Task inputs —
——

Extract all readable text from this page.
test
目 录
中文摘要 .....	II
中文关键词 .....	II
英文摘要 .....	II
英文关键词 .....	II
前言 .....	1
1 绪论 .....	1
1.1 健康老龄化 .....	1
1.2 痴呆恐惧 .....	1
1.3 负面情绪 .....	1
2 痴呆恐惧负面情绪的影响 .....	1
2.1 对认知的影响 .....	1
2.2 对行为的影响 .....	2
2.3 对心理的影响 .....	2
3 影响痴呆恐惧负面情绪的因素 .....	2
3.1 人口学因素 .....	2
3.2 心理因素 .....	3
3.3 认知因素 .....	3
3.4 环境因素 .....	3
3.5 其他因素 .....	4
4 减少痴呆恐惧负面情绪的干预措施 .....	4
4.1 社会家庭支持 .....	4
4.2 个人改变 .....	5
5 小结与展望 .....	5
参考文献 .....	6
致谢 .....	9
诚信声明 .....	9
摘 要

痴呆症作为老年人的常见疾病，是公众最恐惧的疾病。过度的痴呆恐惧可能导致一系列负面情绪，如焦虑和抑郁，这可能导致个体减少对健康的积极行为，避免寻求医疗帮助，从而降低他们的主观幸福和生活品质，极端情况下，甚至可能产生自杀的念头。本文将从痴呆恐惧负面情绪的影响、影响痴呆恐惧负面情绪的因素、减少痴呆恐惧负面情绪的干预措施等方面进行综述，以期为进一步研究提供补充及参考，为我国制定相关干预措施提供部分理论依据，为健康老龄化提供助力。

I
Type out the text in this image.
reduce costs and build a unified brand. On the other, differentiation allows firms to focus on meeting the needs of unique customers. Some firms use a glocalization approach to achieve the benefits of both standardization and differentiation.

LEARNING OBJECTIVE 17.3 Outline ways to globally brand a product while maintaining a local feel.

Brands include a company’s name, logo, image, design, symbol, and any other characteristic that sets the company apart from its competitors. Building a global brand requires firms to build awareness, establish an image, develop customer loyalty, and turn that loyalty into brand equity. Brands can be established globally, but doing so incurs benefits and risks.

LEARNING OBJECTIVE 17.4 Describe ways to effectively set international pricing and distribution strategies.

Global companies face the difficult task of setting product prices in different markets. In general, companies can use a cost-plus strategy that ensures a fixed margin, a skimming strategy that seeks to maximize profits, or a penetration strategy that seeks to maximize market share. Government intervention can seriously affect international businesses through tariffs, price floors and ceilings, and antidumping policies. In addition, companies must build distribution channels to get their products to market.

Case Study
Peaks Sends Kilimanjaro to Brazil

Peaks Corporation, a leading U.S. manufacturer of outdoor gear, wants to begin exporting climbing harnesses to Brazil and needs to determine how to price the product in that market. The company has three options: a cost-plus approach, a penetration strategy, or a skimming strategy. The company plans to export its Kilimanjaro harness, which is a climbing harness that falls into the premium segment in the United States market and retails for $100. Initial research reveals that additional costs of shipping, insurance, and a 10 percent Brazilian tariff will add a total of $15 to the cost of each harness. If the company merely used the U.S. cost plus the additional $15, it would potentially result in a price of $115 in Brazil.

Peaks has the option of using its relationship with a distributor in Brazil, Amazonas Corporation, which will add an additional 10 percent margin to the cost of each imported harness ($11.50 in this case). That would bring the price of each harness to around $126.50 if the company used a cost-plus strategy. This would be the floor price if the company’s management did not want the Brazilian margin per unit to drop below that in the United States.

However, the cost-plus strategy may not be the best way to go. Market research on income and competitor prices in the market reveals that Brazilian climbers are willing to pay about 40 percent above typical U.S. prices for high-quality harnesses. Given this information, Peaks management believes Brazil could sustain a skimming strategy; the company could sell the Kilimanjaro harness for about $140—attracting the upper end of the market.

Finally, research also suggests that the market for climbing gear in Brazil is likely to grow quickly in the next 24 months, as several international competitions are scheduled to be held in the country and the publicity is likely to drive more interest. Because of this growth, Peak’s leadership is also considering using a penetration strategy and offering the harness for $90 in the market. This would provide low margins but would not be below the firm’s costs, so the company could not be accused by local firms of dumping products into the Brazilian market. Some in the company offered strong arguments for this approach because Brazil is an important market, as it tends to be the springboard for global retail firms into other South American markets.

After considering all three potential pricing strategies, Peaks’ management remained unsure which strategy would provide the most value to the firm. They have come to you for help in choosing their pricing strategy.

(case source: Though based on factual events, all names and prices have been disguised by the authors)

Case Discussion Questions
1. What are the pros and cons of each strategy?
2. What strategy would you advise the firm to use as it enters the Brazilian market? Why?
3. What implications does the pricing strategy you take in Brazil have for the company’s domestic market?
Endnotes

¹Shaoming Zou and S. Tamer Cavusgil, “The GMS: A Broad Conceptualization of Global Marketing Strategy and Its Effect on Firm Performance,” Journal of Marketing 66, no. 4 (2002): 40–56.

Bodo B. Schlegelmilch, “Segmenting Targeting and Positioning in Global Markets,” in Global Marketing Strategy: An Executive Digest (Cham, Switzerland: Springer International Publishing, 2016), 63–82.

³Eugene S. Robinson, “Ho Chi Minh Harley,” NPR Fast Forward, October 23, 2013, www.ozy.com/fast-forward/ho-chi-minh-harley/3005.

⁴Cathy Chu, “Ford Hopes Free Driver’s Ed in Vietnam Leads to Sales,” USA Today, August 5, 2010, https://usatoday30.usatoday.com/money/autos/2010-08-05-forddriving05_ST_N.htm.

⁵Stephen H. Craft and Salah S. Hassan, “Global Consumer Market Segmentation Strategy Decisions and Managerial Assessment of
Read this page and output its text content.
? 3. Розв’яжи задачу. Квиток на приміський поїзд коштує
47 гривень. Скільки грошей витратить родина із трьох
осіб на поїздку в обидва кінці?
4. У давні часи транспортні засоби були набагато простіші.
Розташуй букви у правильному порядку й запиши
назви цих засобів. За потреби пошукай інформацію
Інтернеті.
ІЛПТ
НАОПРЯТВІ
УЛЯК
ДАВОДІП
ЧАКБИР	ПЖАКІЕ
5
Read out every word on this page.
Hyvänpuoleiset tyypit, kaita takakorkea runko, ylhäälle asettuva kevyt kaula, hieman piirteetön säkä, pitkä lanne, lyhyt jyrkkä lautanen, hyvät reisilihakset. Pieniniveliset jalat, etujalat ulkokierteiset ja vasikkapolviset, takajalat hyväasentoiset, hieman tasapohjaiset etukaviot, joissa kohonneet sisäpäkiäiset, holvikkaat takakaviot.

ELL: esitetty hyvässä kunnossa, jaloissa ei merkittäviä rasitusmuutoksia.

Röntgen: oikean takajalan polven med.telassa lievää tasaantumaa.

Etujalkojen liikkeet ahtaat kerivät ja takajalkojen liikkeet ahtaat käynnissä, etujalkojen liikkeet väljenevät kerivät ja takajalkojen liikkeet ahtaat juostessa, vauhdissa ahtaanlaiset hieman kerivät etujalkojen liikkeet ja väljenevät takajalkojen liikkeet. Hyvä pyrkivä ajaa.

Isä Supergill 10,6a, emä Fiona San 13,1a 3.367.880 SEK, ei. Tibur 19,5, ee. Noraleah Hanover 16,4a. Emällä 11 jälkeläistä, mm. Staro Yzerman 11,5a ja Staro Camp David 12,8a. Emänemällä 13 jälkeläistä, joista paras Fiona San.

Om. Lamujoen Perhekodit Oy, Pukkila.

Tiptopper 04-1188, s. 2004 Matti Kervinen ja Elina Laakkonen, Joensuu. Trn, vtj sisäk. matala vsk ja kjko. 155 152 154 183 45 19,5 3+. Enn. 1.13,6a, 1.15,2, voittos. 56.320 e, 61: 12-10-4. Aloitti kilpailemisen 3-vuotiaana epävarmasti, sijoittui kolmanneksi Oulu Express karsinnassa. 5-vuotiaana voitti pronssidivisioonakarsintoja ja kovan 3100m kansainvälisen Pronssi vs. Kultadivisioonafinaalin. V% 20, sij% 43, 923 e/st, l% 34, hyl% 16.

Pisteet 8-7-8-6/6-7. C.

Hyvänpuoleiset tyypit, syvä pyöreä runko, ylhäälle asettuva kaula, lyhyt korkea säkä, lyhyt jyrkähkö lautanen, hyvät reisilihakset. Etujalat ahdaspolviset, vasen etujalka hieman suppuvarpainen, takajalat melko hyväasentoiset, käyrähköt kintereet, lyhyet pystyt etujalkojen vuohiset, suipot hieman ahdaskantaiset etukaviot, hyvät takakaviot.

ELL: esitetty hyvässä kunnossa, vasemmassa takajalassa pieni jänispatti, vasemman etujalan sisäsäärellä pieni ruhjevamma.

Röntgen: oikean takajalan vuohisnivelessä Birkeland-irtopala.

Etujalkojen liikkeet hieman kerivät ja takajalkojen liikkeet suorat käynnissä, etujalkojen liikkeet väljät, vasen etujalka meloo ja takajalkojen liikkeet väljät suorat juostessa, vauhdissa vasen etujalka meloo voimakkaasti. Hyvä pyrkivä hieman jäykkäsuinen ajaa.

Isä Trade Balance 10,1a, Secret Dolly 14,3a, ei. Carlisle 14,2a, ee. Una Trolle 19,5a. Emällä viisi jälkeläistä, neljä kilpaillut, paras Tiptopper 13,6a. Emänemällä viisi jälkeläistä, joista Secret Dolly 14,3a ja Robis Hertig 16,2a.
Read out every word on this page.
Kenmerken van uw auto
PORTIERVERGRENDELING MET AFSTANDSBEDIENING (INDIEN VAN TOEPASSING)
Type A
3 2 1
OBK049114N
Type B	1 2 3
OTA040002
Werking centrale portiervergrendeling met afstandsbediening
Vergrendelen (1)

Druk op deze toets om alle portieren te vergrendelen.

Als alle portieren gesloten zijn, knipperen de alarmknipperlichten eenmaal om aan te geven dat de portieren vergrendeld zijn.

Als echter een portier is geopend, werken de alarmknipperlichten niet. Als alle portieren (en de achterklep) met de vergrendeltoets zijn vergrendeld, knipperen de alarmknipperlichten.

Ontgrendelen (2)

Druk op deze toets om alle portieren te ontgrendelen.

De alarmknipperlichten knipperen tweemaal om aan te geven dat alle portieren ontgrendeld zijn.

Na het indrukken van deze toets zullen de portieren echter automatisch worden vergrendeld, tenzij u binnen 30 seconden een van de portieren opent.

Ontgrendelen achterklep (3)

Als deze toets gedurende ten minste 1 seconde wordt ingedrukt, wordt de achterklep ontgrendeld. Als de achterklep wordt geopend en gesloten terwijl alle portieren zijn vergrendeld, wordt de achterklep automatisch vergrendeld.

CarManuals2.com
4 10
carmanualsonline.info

——

What to do —
Exactly how many lines contain "asettuva"? State the number and nothing else.

Correct output —
2